Records from a collection of figures
## Begin
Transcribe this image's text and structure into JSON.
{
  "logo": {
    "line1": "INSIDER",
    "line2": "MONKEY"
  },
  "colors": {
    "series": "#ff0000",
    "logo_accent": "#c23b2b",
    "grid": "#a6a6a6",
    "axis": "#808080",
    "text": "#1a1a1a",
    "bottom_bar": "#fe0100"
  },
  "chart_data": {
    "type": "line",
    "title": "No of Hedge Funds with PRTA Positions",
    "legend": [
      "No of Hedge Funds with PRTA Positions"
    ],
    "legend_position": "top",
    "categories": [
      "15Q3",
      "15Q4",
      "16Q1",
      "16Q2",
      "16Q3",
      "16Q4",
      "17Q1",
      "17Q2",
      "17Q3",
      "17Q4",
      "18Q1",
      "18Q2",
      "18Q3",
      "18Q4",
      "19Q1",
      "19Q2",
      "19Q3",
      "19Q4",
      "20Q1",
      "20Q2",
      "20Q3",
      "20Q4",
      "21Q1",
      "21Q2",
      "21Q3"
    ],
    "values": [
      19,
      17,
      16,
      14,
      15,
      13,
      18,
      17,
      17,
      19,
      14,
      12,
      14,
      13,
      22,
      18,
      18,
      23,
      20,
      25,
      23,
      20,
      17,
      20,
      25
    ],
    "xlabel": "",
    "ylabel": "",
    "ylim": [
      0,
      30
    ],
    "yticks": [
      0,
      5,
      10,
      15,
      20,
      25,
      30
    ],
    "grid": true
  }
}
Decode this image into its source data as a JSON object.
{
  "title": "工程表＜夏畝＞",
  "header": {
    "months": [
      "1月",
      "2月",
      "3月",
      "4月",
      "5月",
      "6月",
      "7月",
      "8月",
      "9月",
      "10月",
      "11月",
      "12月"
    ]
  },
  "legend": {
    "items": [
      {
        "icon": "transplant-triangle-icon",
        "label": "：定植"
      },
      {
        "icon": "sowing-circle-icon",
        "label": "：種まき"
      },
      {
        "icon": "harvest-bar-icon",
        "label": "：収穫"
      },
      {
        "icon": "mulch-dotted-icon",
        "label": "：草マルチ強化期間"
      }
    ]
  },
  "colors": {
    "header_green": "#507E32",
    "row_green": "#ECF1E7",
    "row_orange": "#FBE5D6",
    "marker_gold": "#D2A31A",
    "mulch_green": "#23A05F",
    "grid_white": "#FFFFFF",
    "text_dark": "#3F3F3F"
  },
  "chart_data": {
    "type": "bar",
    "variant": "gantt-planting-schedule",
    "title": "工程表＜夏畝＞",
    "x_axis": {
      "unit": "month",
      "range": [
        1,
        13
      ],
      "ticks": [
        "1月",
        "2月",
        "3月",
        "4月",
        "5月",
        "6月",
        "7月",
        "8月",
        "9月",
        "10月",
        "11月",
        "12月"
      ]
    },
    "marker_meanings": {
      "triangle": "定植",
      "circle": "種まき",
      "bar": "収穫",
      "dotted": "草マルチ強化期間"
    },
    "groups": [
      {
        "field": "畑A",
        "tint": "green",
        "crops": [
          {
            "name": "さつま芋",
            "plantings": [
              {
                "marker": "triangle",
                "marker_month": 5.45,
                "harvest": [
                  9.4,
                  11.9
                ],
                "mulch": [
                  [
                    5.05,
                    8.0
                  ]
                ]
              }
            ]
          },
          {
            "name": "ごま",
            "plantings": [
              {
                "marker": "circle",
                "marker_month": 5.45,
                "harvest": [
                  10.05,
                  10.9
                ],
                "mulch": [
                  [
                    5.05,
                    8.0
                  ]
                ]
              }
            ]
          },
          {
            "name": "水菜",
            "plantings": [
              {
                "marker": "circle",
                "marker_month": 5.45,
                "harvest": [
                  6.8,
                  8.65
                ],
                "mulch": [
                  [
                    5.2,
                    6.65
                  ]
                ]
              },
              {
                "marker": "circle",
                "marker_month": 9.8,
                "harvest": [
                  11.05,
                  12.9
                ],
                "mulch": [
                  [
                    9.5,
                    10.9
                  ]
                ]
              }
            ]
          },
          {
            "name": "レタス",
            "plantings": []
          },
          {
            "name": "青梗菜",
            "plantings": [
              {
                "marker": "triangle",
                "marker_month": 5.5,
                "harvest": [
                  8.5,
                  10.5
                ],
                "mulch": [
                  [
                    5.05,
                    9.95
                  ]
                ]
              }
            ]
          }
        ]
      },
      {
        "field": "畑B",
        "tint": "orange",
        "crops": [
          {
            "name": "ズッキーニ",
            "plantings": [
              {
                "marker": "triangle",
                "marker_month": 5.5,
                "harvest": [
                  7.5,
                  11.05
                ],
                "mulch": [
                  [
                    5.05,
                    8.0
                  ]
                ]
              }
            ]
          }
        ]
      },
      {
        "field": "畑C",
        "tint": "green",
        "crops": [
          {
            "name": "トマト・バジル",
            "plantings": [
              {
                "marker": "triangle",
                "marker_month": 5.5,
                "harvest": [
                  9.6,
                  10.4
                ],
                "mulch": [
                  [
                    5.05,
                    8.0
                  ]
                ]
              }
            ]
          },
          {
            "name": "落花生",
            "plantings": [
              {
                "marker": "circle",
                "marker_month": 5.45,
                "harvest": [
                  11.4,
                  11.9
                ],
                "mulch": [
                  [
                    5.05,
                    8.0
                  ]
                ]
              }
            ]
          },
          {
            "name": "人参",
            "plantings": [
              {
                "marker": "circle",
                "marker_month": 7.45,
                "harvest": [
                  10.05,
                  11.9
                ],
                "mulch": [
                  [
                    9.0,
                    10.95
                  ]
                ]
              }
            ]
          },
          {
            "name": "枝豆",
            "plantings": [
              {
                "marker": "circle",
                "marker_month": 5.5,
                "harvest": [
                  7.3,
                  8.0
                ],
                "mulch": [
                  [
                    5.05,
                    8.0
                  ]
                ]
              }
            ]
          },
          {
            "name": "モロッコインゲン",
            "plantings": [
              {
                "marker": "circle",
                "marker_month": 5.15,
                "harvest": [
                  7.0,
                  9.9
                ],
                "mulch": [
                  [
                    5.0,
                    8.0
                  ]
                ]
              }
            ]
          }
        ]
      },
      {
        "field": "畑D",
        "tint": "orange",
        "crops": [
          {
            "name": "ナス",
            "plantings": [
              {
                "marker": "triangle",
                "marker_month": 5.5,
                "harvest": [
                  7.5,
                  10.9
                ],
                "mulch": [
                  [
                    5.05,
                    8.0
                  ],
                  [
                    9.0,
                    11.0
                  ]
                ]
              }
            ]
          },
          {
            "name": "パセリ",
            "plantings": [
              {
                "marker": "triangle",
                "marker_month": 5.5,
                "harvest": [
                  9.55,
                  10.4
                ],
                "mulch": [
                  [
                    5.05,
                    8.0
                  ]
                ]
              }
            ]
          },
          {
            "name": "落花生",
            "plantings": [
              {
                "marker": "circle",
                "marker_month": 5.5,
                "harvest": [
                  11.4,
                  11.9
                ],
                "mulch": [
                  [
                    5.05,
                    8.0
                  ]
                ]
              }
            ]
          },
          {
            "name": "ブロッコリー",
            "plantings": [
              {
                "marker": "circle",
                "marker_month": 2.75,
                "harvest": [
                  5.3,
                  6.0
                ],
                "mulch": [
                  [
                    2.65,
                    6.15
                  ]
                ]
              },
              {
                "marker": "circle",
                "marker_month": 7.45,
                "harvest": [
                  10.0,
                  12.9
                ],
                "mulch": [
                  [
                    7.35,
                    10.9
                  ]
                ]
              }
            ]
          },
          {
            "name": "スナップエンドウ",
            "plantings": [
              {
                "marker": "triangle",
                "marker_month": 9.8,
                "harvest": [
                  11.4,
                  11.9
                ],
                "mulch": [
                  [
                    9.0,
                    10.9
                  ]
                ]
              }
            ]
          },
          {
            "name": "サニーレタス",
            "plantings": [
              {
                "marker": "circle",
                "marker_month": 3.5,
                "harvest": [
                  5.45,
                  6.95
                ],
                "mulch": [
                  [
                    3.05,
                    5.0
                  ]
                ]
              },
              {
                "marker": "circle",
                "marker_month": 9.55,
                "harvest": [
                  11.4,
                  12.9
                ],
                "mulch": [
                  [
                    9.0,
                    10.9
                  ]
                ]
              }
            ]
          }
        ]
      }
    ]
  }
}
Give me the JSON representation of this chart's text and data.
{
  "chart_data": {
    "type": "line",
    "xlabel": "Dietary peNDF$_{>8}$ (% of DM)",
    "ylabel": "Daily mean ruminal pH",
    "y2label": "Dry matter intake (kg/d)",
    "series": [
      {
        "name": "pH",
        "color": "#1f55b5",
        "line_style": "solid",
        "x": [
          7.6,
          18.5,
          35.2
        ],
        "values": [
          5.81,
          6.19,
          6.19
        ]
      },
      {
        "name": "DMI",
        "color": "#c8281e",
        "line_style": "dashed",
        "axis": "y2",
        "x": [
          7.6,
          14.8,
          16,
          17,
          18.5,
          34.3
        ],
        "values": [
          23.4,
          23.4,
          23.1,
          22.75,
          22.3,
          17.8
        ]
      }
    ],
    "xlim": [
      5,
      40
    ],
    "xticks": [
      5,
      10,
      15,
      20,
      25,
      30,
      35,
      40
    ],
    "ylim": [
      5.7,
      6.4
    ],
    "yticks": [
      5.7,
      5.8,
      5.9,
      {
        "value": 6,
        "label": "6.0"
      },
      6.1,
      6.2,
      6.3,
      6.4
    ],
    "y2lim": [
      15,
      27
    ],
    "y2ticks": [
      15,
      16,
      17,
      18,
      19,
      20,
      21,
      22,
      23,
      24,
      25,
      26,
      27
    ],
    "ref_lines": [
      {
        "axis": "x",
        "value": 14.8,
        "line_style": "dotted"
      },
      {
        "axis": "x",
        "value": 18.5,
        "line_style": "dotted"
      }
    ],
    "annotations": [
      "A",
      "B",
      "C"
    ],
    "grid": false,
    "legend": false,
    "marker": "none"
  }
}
## End
(Instructions for the task) Write down every line of the data above that includes the string "with".

(Result of the task)
    "title": "No of Hedge Funds with PRTA Positions",
      "No of Hedge Funds with PRTA Positions"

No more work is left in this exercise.